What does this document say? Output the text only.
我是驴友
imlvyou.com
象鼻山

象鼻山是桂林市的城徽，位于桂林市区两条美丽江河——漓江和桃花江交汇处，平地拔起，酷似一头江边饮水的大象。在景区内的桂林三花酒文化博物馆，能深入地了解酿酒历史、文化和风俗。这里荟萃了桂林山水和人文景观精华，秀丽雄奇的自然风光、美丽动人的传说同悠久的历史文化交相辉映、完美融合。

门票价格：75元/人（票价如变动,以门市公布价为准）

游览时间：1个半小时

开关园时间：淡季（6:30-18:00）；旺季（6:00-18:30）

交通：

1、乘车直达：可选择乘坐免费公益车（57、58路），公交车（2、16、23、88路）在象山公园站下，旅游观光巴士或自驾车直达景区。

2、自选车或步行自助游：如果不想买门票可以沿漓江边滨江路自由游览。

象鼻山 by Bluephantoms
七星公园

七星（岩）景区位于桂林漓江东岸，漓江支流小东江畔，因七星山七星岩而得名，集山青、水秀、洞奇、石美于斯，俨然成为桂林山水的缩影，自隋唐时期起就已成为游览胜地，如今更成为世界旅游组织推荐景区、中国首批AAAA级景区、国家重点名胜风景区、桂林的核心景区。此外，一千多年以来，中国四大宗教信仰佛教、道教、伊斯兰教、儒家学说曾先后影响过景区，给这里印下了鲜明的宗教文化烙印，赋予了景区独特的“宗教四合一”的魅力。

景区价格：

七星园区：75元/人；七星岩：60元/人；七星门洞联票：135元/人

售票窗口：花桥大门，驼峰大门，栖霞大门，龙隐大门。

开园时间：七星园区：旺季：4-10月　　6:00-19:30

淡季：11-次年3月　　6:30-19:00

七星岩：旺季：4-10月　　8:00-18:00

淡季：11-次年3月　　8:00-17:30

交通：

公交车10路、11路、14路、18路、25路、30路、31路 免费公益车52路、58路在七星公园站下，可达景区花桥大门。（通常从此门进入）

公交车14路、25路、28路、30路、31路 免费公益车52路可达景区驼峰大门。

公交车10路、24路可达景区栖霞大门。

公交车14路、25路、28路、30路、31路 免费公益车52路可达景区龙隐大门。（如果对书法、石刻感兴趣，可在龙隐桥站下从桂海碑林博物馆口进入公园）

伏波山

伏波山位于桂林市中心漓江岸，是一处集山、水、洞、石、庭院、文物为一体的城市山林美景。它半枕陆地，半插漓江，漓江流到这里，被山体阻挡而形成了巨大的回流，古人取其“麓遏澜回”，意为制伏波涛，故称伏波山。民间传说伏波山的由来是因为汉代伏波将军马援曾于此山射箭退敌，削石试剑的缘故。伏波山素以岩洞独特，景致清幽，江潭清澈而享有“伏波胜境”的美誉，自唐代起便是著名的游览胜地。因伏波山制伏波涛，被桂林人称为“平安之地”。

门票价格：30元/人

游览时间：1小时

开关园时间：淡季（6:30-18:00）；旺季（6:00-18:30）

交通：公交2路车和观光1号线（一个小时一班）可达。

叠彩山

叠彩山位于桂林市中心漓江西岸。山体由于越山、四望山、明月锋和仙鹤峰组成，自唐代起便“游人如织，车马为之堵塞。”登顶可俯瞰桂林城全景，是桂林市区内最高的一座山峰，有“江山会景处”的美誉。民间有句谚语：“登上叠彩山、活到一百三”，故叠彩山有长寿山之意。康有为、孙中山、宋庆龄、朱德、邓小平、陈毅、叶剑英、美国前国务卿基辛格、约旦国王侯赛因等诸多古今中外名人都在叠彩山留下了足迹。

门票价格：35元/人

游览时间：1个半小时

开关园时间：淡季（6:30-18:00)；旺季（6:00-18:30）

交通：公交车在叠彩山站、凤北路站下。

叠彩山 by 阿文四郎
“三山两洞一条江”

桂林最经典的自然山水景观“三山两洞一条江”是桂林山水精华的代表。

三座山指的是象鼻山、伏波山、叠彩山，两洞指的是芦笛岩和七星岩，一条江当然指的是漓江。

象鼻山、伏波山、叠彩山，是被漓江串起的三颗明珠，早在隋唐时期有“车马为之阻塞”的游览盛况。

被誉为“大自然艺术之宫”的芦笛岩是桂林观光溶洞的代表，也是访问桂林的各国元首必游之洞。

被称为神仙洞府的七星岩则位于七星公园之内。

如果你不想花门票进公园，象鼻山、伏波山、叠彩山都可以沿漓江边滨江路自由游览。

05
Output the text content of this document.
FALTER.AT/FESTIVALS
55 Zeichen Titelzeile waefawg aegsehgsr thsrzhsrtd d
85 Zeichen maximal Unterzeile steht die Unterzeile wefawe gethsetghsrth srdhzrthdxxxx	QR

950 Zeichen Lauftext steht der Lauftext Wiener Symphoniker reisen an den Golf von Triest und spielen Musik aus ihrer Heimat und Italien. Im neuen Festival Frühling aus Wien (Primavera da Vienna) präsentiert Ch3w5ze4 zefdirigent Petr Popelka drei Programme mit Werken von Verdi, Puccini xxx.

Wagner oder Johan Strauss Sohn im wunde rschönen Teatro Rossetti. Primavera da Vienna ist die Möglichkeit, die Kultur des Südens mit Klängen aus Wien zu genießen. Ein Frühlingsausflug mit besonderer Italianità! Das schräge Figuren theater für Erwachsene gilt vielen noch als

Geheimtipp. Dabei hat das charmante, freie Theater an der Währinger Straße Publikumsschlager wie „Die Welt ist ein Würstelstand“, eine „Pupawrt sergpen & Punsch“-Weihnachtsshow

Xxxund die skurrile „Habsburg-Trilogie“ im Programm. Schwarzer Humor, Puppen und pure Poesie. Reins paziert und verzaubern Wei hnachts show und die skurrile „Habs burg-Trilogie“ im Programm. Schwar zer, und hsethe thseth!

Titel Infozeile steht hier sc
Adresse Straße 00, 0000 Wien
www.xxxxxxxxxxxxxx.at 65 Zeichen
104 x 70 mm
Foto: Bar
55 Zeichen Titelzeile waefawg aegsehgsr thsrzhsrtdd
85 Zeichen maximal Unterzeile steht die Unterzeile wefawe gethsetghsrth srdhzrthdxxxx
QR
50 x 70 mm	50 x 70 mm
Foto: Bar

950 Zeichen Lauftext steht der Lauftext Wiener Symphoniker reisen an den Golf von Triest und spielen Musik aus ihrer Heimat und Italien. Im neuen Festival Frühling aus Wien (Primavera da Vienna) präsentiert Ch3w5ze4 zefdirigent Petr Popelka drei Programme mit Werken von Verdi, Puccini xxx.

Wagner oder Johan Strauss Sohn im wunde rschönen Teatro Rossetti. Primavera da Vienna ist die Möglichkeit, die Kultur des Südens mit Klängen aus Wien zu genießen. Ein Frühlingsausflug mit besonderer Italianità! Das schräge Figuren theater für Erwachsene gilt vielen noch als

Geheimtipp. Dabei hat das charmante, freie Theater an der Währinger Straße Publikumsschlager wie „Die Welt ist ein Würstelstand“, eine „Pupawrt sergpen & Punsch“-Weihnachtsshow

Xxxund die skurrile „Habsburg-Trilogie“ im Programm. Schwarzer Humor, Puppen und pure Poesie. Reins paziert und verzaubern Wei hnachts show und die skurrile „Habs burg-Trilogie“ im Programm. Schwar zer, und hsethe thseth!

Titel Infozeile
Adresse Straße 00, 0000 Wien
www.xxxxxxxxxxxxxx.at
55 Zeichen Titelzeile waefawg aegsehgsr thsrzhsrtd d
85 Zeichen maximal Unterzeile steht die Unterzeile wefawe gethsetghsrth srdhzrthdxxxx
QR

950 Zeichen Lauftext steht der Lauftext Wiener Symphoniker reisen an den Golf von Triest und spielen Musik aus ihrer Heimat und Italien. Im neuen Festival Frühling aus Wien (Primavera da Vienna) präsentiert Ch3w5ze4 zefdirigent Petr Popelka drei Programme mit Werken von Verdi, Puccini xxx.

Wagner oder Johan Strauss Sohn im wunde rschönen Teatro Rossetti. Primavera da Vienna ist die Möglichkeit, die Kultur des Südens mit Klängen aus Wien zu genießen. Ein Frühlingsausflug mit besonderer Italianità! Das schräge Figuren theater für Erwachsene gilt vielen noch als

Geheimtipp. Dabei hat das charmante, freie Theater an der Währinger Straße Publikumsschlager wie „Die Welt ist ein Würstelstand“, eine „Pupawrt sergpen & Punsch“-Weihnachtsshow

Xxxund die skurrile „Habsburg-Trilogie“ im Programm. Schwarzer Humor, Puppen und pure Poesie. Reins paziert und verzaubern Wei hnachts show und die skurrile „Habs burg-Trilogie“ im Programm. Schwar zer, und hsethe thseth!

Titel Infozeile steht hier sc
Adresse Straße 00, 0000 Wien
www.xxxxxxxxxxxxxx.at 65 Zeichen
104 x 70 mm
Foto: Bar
───
OBJECTIVE => Every line containing the string "this" must be listed.

EXERCISE SOLUTION =>
What does this document say? Output the text only.
Output the text content of this document.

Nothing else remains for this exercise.